:: What the task asks ::
Check each line below for the word "Excel", and copy those that have it.

(Stored data entries)
......

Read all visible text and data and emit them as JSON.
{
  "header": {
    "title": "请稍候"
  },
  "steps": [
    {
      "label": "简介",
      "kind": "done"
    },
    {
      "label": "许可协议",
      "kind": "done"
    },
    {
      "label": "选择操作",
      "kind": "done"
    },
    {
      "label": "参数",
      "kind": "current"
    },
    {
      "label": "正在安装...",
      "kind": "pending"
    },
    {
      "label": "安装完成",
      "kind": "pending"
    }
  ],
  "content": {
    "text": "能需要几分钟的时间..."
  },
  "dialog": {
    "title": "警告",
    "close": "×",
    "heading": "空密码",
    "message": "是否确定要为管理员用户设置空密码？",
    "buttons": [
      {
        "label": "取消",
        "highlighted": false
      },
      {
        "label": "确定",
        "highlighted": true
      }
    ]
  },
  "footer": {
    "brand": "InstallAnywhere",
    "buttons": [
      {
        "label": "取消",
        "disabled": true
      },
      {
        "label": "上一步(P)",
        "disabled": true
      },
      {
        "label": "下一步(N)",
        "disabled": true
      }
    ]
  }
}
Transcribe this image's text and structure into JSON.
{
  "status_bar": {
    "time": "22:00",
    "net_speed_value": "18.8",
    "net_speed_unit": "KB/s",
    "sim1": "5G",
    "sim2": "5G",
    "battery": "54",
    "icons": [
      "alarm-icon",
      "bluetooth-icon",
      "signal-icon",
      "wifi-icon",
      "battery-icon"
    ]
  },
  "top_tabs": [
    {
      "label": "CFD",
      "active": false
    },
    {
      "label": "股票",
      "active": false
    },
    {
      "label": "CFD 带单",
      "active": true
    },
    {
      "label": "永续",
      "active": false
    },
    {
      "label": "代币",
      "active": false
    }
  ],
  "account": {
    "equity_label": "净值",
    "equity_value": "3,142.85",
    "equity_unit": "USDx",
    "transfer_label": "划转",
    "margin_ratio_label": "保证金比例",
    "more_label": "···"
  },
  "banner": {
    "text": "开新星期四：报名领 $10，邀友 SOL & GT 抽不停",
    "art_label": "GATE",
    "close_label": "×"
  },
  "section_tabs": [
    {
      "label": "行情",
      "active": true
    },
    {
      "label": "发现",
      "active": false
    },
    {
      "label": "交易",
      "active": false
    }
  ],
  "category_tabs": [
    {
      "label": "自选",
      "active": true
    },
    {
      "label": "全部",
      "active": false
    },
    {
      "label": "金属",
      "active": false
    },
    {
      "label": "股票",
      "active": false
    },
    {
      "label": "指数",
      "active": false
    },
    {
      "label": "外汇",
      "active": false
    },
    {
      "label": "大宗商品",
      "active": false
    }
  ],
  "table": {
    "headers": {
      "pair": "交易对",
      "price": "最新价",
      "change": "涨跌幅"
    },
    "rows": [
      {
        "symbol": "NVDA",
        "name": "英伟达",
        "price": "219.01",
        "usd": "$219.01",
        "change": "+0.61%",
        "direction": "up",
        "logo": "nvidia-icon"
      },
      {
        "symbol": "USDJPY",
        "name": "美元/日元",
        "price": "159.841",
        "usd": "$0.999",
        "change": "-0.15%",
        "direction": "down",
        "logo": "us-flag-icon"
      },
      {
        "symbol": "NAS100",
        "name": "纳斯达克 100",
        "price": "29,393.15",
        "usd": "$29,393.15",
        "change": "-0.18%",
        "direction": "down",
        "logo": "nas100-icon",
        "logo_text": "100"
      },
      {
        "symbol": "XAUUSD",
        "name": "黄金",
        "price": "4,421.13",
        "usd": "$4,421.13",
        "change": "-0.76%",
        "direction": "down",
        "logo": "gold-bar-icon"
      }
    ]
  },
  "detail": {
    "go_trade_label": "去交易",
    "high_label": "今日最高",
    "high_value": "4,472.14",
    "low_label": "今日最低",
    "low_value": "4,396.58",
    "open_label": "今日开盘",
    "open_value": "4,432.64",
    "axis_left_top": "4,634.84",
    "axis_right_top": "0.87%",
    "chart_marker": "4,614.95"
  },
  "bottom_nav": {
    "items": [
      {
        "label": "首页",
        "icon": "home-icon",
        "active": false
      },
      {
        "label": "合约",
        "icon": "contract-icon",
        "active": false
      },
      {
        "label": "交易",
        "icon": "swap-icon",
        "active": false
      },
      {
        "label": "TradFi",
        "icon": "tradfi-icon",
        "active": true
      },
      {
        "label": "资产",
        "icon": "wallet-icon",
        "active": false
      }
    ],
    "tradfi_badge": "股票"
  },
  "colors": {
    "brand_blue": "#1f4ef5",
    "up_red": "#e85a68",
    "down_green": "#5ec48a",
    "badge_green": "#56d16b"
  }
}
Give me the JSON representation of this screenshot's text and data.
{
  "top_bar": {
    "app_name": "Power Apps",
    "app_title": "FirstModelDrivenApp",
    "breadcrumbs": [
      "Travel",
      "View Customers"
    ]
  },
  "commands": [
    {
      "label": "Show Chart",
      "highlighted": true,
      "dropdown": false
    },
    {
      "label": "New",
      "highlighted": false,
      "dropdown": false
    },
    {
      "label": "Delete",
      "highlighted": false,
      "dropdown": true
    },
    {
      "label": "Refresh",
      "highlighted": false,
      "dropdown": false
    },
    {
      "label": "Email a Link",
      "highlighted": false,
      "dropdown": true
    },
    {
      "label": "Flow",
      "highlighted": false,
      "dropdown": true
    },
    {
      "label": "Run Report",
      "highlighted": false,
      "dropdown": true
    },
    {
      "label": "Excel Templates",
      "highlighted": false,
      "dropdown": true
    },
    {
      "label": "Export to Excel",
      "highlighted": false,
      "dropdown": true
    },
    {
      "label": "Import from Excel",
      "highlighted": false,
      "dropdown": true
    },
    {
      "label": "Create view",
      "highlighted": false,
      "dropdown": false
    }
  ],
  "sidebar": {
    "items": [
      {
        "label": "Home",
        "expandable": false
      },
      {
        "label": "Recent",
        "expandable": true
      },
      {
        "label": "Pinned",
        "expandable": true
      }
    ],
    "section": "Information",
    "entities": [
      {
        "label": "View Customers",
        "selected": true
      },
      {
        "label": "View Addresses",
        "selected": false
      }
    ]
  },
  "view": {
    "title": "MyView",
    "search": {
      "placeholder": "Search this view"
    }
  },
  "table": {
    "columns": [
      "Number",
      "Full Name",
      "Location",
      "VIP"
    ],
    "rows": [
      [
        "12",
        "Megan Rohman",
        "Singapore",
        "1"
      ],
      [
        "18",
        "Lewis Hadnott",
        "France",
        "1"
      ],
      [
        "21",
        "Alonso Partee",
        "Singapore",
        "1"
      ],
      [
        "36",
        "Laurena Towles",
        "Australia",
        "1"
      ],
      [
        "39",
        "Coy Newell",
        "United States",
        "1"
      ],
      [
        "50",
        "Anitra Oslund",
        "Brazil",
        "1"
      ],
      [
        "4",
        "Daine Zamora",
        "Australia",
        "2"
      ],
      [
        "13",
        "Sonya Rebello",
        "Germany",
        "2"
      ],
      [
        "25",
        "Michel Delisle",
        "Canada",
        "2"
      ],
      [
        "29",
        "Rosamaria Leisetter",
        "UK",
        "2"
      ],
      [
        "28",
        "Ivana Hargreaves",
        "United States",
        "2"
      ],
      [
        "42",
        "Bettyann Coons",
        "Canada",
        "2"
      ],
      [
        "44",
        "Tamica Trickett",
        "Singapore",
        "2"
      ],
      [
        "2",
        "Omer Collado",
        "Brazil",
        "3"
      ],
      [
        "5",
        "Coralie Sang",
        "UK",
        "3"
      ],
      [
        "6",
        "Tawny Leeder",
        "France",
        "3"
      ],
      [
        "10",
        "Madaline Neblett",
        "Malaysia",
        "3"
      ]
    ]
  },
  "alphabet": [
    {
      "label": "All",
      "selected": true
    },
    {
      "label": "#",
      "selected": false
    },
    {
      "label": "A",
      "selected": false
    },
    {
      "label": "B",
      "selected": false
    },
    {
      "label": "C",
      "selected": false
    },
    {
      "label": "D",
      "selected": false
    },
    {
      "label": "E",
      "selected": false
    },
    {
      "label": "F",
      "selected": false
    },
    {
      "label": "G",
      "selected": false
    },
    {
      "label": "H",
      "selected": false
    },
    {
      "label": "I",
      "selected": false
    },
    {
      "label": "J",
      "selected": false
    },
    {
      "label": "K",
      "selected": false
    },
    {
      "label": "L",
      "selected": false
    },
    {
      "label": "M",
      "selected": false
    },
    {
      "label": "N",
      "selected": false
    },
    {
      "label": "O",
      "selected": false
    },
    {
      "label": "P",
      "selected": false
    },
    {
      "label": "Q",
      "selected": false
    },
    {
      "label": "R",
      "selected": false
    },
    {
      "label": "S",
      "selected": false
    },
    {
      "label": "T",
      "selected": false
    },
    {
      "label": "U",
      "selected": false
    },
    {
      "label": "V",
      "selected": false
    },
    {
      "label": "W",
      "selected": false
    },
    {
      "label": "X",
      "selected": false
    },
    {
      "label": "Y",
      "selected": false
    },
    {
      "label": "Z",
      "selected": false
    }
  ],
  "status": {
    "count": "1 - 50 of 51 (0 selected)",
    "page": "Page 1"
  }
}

......

:: Answer to the problem ::
      "label": "Excel Templates",
      "label": "Export to Excel",
      "label": "Import from Excel",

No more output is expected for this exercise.